▸ **What you have to do**:
Using the listing below, extract each line that has the word "color" in it.

▸ **Material provided**:

============================================================

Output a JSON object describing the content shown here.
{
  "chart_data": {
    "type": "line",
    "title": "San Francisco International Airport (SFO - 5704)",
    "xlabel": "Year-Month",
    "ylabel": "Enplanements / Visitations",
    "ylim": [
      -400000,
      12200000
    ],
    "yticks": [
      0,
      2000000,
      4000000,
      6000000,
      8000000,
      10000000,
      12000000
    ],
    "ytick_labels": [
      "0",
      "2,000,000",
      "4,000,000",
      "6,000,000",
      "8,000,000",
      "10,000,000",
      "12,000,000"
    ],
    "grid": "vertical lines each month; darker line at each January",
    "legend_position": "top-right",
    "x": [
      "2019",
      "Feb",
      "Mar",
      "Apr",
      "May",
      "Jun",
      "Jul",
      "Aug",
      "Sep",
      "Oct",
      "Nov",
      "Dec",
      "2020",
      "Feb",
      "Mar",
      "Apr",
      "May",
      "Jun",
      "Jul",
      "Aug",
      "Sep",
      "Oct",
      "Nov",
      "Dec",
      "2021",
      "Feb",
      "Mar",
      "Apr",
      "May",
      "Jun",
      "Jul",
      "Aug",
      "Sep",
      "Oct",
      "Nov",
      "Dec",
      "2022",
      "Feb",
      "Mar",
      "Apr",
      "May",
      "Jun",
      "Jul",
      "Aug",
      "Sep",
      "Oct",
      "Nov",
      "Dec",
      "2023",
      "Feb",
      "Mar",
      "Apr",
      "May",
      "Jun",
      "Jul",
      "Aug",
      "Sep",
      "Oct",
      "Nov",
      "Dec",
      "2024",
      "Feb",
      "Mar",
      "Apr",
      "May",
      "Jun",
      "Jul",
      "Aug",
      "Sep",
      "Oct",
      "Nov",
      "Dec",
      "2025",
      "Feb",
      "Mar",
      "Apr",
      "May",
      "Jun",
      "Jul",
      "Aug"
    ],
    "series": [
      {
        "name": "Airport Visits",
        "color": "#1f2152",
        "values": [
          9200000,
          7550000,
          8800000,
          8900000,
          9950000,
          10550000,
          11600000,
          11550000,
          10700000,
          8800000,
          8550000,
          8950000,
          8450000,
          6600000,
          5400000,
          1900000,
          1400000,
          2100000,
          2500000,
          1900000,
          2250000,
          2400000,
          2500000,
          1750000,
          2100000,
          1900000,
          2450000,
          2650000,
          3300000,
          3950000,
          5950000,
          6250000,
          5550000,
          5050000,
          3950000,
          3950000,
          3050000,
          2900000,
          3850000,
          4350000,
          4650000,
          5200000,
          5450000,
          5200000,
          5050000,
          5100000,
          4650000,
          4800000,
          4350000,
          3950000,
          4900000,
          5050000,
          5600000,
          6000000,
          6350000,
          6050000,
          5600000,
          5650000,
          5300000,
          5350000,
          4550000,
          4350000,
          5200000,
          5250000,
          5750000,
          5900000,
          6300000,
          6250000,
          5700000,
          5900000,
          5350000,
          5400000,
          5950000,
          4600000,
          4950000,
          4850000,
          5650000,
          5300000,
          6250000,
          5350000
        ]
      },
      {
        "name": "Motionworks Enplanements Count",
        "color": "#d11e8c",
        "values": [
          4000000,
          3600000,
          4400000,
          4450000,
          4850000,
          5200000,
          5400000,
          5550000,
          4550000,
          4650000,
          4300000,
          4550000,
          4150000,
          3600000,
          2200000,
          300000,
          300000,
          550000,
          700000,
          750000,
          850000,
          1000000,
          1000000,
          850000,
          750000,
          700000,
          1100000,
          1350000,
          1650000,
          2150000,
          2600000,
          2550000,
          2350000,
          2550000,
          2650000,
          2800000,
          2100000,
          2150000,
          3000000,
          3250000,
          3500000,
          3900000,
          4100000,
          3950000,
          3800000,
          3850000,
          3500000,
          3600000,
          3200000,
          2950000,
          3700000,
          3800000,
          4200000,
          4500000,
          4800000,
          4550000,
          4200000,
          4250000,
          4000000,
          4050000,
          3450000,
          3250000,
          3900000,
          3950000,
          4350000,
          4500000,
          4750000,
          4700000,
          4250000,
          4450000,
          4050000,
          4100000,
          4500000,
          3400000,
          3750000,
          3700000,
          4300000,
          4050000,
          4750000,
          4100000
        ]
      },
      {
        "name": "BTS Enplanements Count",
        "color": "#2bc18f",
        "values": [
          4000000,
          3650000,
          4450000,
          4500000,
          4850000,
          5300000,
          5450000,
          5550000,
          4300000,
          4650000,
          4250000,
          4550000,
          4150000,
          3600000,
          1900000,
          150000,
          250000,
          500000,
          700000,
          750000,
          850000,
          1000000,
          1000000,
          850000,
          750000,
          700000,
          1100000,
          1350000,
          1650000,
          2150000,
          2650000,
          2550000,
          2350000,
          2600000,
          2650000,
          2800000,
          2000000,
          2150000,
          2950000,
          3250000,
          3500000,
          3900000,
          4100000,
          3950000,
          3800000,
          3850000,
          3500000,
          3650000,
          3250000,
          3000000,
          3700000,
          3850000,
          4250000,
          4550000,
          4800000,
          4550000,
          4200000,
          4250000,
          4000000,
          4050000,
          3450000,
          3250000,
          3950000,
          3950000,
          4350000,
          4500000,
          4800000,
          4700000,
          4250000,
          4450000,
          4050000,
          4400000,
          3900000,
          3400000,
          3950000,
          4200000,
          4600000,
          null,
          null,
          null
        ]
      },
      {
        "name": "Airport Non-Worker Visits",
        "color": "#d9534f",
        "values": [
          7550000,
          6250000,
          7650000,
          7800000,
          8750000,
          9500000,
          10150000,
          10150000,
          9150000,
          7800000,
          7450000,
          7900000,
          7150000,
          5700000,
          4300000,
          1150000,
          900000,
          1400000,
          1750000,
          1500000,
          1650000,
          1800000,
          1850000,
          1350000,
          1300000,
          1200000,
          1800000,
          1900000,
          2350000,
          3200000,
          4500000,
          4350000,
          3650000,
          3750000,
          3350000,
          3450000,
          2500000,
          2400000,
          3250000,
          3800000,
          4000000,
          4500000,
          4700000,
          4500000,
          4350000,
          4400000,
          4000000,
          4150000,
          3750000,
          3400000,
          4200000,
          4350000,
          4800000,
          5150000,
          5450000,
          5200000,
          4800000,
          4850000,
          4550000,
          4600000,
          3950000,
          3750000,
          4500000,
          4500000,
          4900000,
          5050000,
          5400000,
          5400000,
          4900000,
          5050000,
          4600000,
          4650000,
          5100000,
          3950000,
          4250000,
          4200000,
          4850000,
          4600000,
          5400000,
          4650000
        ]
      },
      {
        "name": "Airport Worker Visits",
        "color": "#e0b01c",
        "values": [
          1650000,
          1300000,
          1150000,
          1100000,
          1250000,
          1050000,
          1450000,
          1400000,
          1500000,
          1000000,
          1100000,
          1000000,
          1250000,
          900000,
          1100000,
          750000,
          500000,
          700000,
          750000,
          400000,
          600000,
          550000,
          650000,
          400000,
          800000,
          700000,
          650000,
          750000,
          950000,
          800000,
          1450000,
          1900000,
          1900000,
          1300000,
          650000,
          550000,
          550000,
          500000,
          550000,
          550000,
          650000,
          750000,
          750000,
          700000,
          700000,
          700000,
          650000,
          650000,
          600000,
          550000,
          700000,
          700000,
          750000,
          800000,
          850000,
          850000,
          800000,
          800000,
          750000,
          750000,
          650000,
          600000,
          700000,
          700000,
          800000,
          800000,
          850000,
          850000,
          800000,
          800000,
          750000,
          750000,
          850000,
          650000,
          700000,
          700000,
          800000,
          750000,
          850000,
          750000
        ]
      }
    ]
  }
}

============================================================

▸ **Solution to the exercise**:
        "color": "#1f2152",
        "color": "#d11e8c",
        "color": "#2bc18f",
        "color": "#d9534f",
        "color": "#e0b01c",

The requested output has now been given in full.